* Task statement
Find the lines holding the word "Court" and collect them.

___ Given records ___

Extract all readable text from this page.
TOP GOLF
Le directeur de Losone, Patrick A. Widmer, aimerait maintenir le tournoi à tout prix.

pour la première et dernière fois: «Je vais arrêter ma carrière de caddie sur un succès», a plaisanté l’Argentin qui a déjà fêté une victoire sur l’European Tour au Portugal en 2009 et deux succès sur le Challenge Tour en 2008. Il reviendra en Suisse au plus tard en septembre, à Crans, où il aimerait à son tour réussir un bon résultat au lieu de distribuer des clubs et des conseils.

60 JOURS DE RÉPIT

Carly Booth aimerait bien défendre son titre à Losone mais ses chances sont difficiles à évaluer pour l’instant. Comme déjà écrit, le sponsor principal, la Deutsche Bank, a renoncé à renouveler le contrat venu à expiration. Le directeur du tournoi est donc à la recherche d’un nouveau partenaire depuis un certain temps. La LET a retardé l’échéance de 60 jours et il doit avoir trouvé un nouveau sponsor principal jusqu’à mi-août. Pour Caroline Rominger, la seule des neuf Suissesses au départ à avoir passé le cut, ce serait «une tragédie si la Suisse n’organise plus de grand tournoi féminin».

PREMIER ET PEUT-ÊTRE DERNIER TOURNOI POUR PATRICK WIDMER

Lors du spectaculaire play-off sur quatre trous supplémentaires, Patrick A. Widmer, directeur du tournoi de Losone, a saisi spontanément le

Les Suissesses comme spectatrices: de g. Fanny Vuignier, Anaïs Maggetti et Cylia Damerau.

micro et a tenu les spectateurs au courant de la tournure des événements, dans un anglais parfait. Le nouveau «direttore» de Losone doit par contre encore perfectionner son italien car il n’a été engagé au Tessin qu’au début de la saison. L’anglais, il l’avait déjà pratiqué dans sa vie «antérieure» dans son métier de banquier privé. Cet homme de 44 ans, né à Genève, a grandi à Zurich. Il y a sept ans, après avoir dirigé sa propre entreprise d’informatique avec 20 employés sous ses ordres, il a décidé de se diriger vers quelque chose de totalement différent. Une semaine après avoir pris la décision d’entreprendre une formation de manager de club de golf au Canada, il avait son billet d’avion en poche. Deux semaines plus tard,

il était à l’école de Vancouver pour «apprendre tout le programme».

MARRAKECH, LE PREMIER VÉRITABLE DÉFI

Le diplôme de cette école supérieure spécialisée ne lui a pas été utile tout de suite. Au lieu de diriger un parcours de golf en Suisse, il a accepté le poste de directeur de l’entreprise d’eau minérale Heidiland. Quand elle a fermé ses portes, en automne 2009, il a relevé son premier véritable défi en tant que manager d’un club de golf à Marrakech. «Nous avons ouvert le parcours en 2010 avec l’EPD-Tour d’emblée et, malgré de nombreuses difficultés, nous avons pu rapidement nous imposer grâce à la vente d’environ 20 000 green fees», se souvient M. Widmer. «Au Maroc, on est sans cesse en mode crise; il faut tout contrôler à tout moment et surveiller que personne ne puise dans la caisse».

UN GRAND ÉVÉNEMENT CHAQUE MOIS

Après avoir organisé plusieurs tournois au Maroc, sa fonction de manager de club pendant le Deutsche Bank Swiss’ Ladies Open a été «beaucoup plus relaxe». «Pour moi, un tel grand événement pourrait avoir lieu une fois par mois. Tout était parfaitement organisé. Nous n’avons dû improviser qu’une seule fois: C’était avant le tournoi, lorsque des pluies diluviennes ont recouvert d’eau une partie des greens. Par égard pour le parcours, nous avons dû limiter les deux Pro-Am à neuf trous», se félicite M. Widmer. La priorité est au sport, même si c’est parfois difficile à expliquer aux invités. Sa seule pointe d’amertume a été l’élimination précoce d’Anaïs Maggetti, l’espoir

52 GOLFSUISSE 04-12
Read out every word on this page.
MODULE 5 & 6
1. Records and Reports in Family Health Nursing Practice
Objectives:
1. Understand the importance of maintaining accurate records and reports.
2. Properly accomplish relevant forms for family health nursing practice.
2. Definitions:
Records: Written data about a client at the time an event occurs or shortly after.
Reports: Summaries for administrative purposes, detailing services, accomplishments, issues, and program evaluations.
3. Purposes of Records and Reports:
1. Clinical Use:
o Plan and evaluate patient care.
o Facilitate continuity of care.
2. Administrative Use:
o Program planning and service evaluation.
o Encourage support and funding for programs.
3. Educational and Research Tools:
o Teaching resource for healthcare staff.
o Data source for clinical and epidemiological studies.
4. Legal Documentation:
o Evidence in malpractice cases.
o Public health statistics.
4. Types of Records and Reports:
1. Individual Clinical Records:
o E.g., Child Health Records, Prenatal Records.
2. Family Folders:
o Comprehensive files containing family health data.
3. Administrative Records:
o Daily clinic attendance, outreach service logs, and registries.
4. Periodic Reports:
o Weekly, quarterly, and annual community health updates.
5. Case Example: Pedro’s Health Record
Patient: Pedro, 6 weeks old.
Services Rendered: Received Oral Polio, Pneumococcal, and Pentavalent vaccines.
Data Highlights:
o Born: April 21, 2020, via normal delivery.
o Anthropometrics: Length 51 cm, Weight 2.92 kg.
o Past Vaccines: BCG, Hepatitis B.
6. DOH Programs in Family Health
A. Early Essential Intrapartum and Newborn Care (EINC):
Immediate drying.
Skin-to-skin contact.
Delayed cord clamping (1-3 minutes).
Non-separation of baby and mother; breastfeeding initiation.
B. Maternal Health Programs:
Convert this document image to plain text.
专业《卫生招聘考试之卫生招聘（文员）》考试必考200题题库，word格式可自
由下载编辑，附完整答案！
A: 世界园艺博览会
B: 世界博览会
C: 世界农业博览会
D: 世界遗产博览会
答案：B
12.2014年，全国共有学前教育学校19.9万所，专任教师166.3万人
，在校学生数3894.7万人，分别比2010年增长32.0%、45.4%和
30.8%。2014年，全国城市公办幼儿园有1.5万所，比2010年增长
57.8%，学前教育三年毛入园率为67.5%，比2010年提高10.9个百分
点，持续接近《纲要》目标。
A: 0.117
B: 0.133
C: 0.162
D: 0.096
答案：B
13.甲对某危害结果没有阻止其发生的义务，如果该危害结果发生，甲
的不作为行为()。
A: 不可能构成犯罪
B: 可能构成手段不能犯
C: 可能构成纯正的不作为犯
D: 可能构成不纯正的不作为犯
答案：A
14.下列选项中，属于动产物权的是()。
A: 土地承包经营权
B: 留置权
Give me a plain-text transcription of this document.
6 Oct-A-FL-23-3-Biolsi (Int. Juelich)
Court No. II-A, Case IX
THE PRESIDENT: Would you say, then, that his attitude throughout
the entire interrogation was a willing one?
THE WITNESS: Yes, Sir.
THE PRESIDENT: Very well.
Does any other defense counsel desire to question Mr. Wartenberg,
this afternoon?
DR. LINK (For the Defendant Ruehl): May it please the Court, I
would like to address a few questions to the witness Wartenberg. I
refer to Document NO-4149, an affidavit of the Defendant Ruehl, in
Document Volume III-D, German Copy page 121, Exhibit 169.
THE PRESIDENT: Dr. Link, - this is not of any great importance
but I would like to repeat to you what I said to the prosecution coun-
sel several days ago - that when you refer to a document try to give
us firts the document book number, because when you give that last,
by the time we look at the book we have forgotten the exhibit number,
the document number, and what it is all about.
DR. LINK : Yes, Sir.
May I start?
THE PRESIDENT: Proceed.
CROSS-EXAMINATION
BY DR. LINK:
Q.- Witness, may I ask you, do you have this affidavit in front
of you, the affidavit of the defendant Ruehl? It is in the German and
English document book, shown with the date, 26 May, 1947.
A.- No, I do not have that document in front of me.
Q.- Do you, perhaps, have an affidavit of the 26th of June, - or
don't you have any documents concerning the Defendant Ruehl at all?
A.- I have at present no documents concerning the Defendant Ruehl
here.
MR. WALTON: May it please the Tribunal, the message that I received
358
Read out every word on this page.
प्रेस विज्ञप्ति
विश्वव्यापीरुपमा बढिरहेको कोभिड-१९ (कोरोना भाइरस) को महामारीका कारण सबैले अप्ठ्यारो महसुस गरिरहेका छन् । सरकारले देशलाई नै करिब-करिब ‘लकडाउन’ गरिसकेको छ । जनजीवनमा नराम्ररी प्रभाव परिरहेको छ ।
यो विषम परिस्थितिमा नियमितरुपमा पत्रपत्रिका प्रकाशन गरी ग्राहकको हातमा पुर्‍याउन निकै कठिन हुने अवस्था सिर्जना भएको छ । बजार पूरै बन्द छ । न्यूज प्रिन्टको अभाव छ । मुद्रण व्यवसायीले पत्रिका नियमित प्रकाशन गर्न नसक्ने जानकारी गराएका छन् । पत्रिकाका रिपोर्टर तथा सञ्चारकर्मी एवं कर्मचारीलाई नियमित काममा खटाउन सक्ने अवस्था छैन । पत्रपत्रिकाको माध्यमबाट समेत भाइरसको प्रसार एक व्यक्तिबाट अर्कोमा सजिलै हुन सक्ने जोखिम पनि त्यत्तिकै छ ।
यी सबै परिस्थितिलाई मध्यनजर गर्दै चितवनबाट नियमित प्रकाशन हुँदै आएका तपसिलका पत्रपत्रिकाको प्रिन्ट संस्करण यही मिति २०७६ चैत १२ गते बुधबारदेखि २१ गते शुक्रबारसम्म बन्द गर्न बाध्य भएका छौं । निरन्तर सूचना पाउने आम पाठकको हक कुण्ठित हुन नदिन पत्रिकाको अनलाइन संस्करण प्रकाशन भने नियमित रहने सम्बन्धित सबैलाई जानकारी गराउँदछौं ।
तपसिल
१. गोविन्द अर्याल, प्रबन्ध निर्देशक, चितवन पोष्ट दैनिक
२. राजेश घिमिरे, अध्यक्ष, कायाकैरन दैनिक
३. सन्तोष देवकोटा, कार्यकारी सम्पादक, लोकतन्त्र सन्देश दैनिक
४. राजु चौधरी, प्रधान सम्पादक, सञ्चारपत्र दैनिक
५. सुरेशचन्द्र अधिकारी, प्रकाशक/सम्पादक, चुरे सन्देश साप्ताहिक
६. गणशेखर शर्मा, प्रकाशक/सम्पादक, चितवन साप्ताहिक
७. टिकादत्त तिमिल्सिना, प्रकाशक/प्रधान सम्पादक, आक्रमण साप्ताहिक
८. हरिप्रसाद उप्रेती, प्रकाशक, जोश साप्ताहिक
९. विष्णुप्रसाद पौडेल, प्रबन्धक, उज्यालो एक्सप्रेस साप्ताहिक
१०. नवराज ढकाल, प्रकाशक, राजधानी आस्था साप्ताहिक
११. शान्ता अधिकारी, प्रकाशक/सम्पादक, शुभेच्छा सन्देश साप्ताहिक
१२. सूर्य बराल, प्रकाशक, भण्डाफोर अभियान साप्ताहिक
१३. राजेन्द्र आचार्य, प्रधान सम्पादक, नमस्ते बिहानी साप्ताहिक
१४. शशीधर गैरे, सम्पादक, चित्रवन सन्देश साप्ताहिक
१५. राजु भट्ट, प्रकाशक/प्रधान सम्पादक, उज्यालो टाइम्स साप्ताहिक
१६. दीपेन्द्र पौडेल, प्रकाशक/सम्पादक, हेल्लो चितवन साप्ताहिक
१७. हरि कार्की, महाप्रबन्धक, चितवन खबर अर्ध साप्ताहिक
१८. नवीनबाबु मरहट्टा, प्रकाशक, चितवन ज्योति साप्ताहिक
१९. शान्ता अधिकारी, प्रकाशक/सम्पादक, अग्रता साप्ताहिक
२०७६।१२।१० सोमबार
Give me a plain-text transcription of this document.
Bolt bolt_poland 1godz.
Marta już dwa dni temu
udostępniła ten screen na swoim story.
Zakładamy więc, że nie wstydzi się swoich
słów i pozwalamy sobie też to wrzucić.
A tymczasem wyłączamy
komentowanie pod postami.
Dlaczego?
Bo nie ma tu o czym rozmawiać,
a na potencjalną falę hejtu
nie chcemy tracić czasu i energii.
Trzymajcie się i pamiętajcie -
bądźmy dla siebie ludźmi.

___

* Complete answer
Court No. II-A, Case IX
DR. LINK (For the Defendant Ruehl): May it please the Court, I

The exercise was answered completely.